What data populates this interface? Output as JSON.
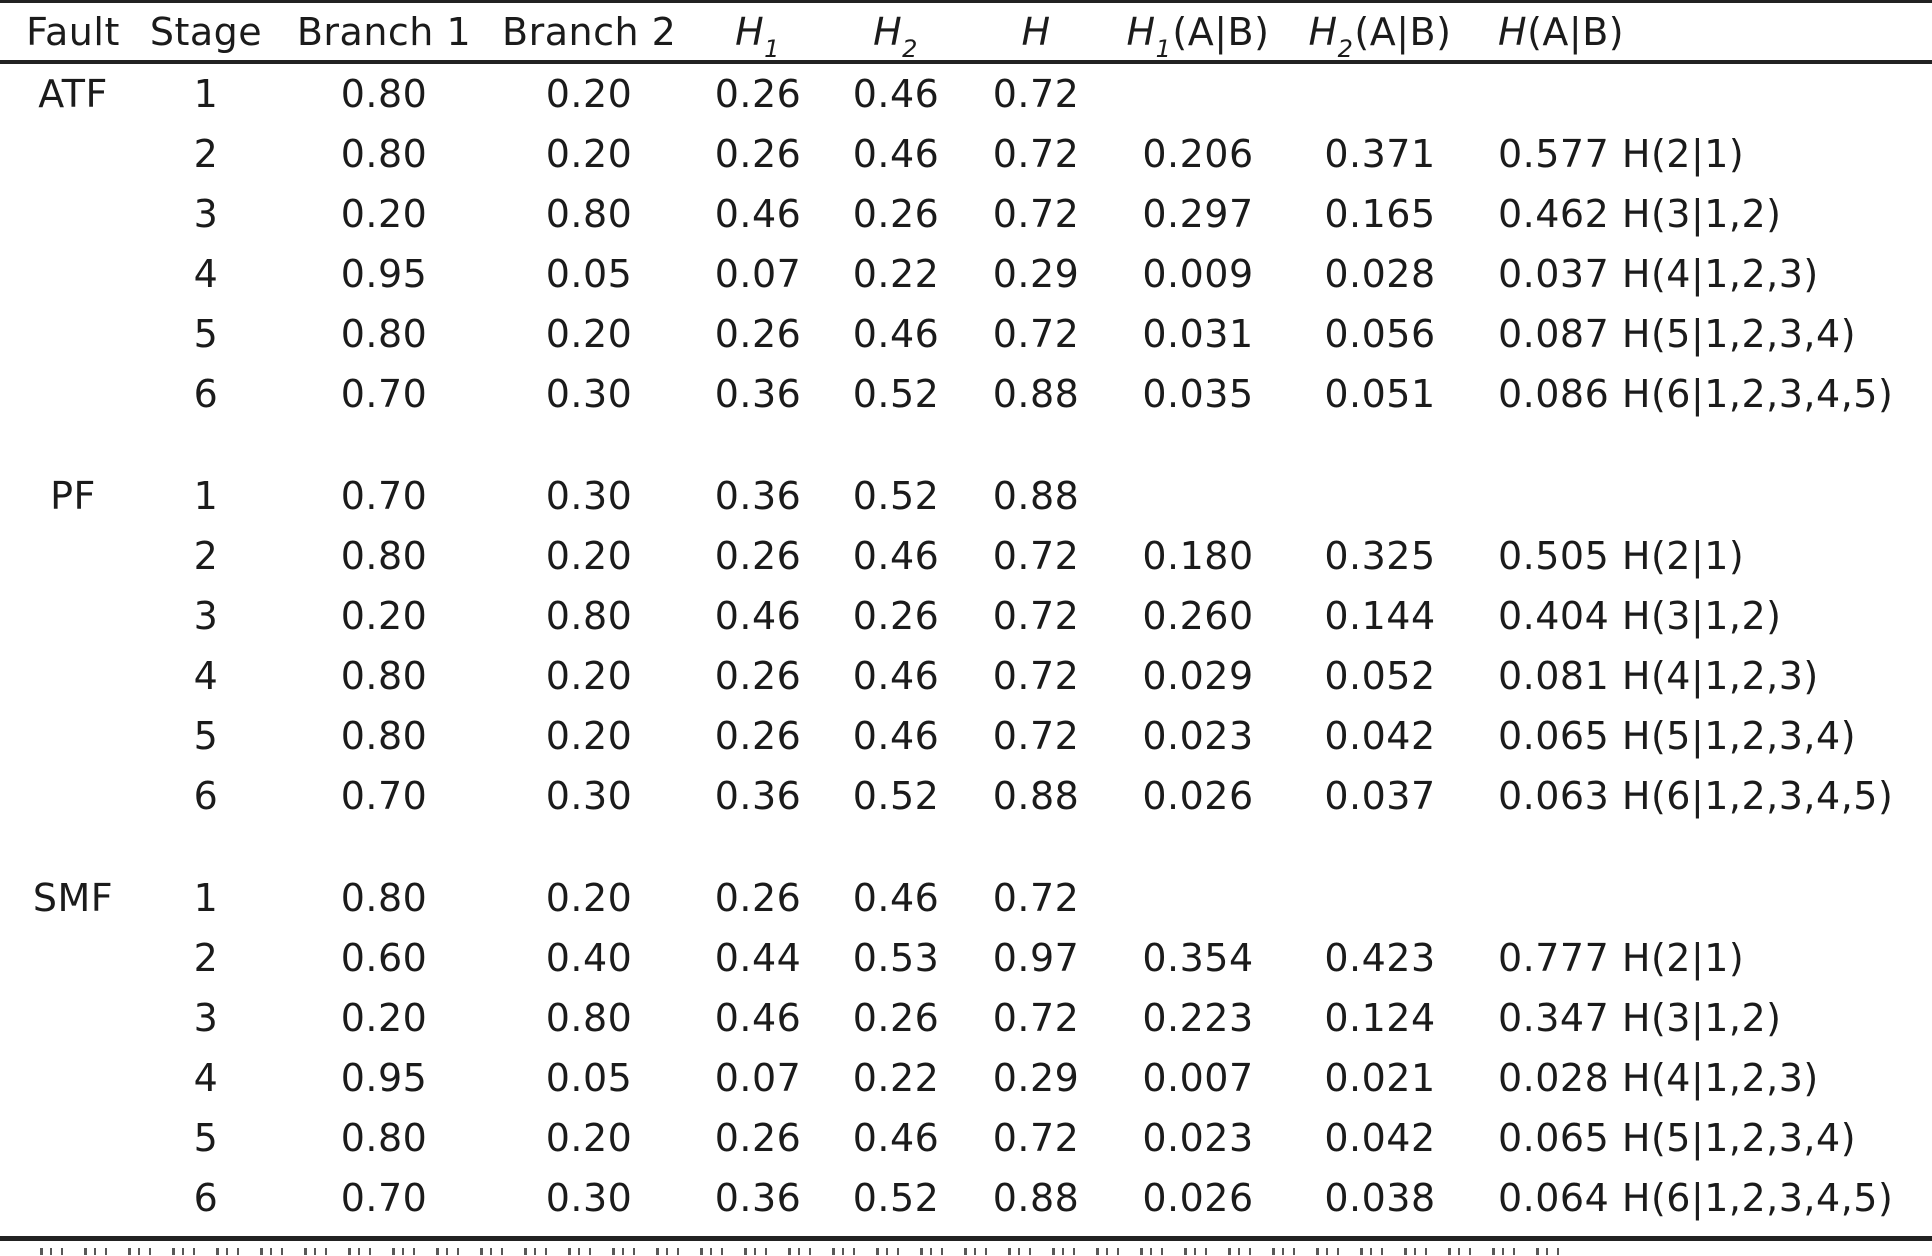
{
  "colors": {
    "background": "#ffffff",
    "text": "#1b1b1b",
    "rule": "#222222"
  },
  "columns": [
    {
      "label": "Fault"
    },
    {
      "label": "Stage"
    },
    {
      "label": "Branch 1"
    },
    {
      "label": "Branch 2"
    },
    {
      "h": "H",
      "sub": "1"
    },
    {
      "h": "H",
      "sub": "2"
    },
    {
      "h": "H"
    },
    {
      "h": "H",
      "sub": "1",
      "rest": "(A|B)"
    },
    {
      "h": "H",
      "sub": "2",
      "rest": "(A|B)"
    },
    {
      "h": "H",
      "rest": "(A|B)"
    }
  ],
  "row_keys": [
    "stage",
    "branch1",
    "branch2",
    "h1",
    "h2",
    "h",
    "h1_ab",
    "h2_ab",
    "h_ab"
  ],
  "sections": [
    {
      "fault": "ATF",
      "rows": [
        [
          "1",
          "0.80",
          "0.20",
          "0.26",
          "0.46",
          "0.72",
          "",
          "",
          ""
        ],
        [
          "2",
          "0.80",
          "0.20",
          "0.26",
          "0.46",
          "0.72",
          "0.206",
          "0.371",
          "0.577 H(2|1)"
        ],
        [
          "3",
          "0.20",
          "0.80",
          "0.46",
          "0.26",
          "0.72",
          "0.297",
          "0.165",
          "0.462 H(3|1,2)"
        ],
        [
          "4",
          "0.95",
          "0.05",
          "0.07",
          "0.22",
          "0.29",
          "0.009",
          "0.028",
          "0.037 H(4|1,2,3)"
        ],
        [
          "5",
          "0.80",
          "0.20",
          "0.26",
          "0.46",
          "0.72",
          "0.031",
          "0.056",
          "0.087 H(5|1,2,3,4)"
        ],
        [
          "6",
          "0.70",
          "0.30",
          "0.36",
          "0.52",
          "0.88",
          "0.035",
          "0.051",
          "0.086 H(6|1,2,3,4,5)"
        ]
      ]
    },
    {
      "fault": "PF",
      "rows": [
        [
          "1",
          "0.70",
          "0.30",
          "0.36",
          "0.52",
          "0.88",
          "",
          "",
          ""
        ],
        [
          "2",
          "0.80",
          "0.20",
          "0.26",
          "0.46",
          "0.72",
          "0.180",
          "0.325",
          "0.505 H(2|1)"
        ],
        [
          "3",
          "0.20",
          "0.80",
          "0.46",
          "0.26",
          "0.72",
          "0.260",
          "0.144",
          "0.404 H(3|1,2)"
        ],
        [
          "4",
          "0.80",
          "0.20",
          "0.26",
          "0.46",
          "0.72",
          "0.029",
          "0.052",
          "0.081 H(4|1,2,3)"
        ],
        [
          "5",
          "0.80",
          "0.20",
          "0.26",
          "0.46",
          "0.72",
          "0.023",
          "0.042",
          "0.065 H(5|1,2,3,4)"
        ],
        [
          "6",
          "0.70",
          "0.30",
          "0.36",
          "0.52",
          "0.88",
          "0.026",
          "0.037",
          "0.063 H(6|1,2,3,4,5)"
        ]
      ]
    },
    {
      "fault": "SMF",
      "rows": [
        [
          "1",
          "0.80",
          "0.20",
          "0.26",
          "0.46",
          "0.72",
          "",
          "",
          ""
        ],
        [
          "2",
          "0.60",
          "0.40",
          "0.44",
          "0.53",
          "0.97",
          "0.354",
          "0.423",
          "0.777 H(2|1)"
        ],
        [
          "3",
          "0.20",
          "0.80",
          "0.46",
          "0.26",
          "0.72",
          "0.223",
          "0.124",
          "0.347 H(3|1,2)"
        ],
        [
          "4",
          "0.95",
          "0.05",
          "0.07",
          "0.22",
          "0.29",
          "0.007",
          "0.021",
          "0.028 H(4|1,2,3)"
        ],
        [
          "5",
          "0.80",
          "0.20",
          "0.26",
          "0.46",
          "0.72",
          "0.023",
          "0.042",
          "0.065 H(5|1,2,3,4)"
        ],
        [
          "6",
          "0.70",
          "0.30",
          "0.36",
          "0.52",
          "0.88",
          "0.026",
          "0.038",
          "0.064 H(6|1,2,3,4,5)"
        ]
      ]
    }
  ]
}
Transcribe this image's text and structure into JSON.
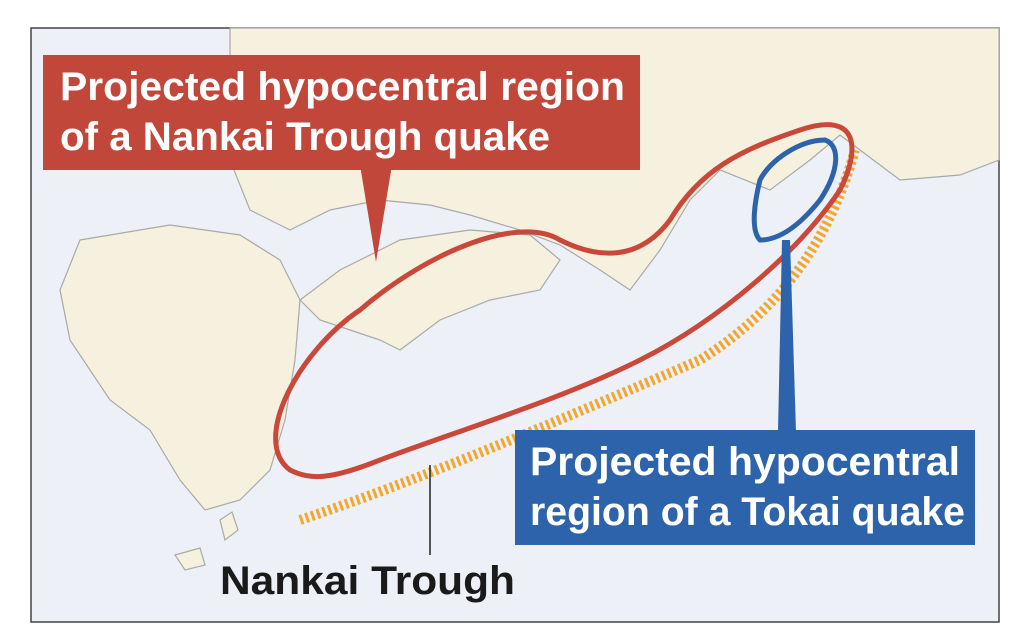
{
  "callouts": [
    {
      "lines": [
        "Projected hypocentral region",
        "of a Nankai Trough quake"
      ]
    },
    {
      "lines": [
        "Projected hypocentral",
        "region of a Tokai quake"
      ]
    }
  ],
  "trough_label": "Nankai Trough"
}
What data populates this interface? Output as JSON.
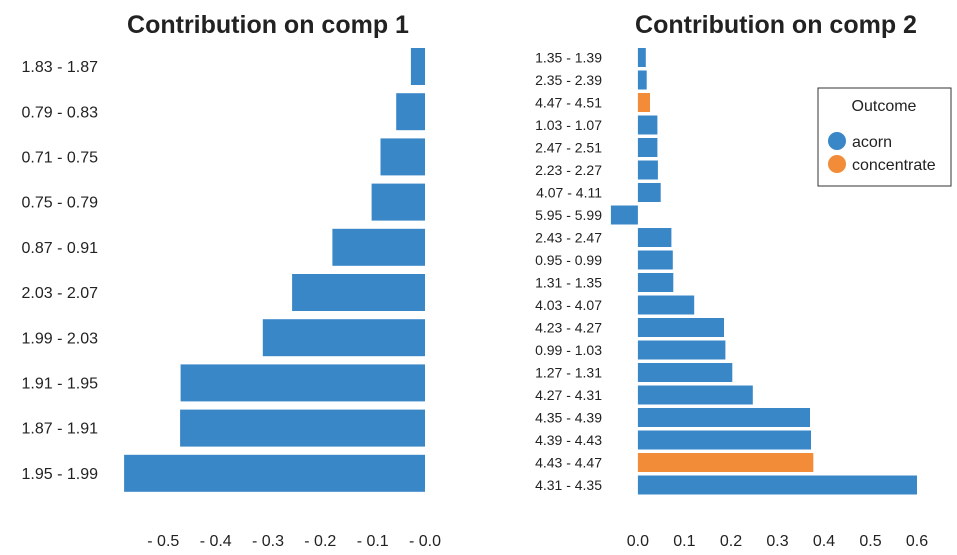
{
  "colors": {
    "acorn": "#3a87c8",
    "concentrate": "#f28c38",
    "background": "#ffffff",
    "text": "#222222"
  },
  "chart_data": [
    {
      "type": "bar",
      "orientation": "horizontal",
      "title": "Contribution on comp 1",
      "xlim": [
        -0.6,
        0.0
      ],
      "xticks": [
        -0.5,
        -0.4,
        -0.3,
        -0.2,
        -0.1,
        0.0
      ],
      "xtick_labels": [
        "- 0.5",
        "- 0.4",
        "- 0.3",
        "- 0.2",
        "- 0.1",
        "- 0.0"
      ],
      "legend": null,
      "bars": [
        {
          "label": "1.83 - 1.87",
          "value": -0.027,
          "group": "acorn"
        },
        {
          "label": "0.79 - 0.83",
          "value": -0.055,
          "group": "acorn"
        },
        {
          "label": "0.71 - 0.75",
          "value": -0.085,
          "group": "acorn"
        },
        {
          "label": "0.75 - 0.79",
          "value": -0.102,
          "group": "acorn"
        },
        {
          "label": "0.87 - 0.91",
          "value": -0.177,
          "group": "acorn"
        },
        {
          "label": "2.03 - 2.07",
          "value": -0.254,
          "group": "acorn"
        },
        {
          "label": "1.99 - 2.03",
          "value": -0.31,
          "group": "acorn"
        },
        {
          "label": "1.91 - 1.95",
          "value": -0.467,
          "group": "acorn"
        },
        {
          "label": "1.87 - 1.91",
          "value": -0.468,
          "group": "acorn"
        },
        {
          "label": "1.95 - 1.99",
          "value": -0.575,
          "group": "acorn"
        }
      ]
    },
    {
      "type": "bar",
      "orientation": "horizontal",
      "title": "Contribution on comp 2",
      "xlim": [
        -0.06,
        0.63
      ],
      "xticks": [
        0.0,
        0.1,
        0.2,
        0.3,
        0.4,
        0.5,
        0.6
      ],
      "xtick_labels": [
        "0.0",
        "0.1",
        "0.2",
        "0.3",
        "0.4",
        "0.5",
        "0.6"
      ],
      "legend": {
        "title": "Outcome",
        "position": "top-right",
        "entries": [
          {
            "name": "acorn",
            "group": "acorn"
          },
          {
            "name": "concentrate",
            "group": "concentrate"
          }
        ]
      },
      "bars": [
        {
          "label": "1.35 - 1.39",
          "value": 0.017,
          "group": "acorn"
        },
        {
          "label": "2.35 - 2.39",
          "value": 0.019,
          "group": "acorn"
        },
        {
          "label": "4.47 - 4.51",
          "value": 0.026,
          "group": "concentrate"
        },
        {
          "label": "1.03 - 1.07",
          "value": 0.042,
          "group": "acorn"
        },
        {
          "label": "2.47 - 2.51",
          "value": 0.042,
          "group": "acorn"
        },
        {
          "label": "2.23 - 2.27",
          "value": 0.043,
          "group": "acorn"
        },
        {
          "label": "4.07 - 4.11",
          "value": 0.049,
          "group": "acorn"
        },
        {
          "label": "5.95 - 5.99",
          "value": -0.058,
          "group": "acorn"
        },
        {
          "label": "2.43 - 2.47",
          "value": 0.072,
          "group": "acorn"
        },
        {
          "label": "0.95 - 0.99",
          "value": 0.075,
          "group": "acorn"
        },
        {
          "label": "1.31 - 1.35",
          "value": 0.076,
          "group": "acorn"
        },
        {
          "label": "4.03 - 4.07",
          "value": 0.121,
          "group": "acorn"
        },
        {
          "label": "4.23 - 4.27",
          "value": 0.185,
          "group": "acorn"
        },
        {
          "label": "0.99 - 1.03",
          "value": 0.188,
          "group": "acorn"
        },
        {
          "label": "1.27 - 1.31",
          "value": 0.203,
          "group": "acorn"
        },
        {
          "label": "4.27 - 4.31",
          "value": 0.247,
          "group": "acorn"
        },
        {
          "label": "4.35 - 4.39",
          "value": 0.37,
          "group": "acorn"
        },
        {
          "label": "4.39 - 4.43",
          "value": 0.372,
          "group": "acorn"
        },
        {
          "label": "4.43 - 4.47",
          "value": 0.377,
          "group": "concentrate"
        },
        {
          "label": "4.31 - 4.35",
          "value": 0.6,
          "group": "acorn"
        }
      ]
    }
  ]
}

**Work to be completed:** Look through the listing above. Pick out each line with "Projected" and copy it.

**Solution to the problem:**
        "Projected hypocentral region",
        "Projected hypocentral",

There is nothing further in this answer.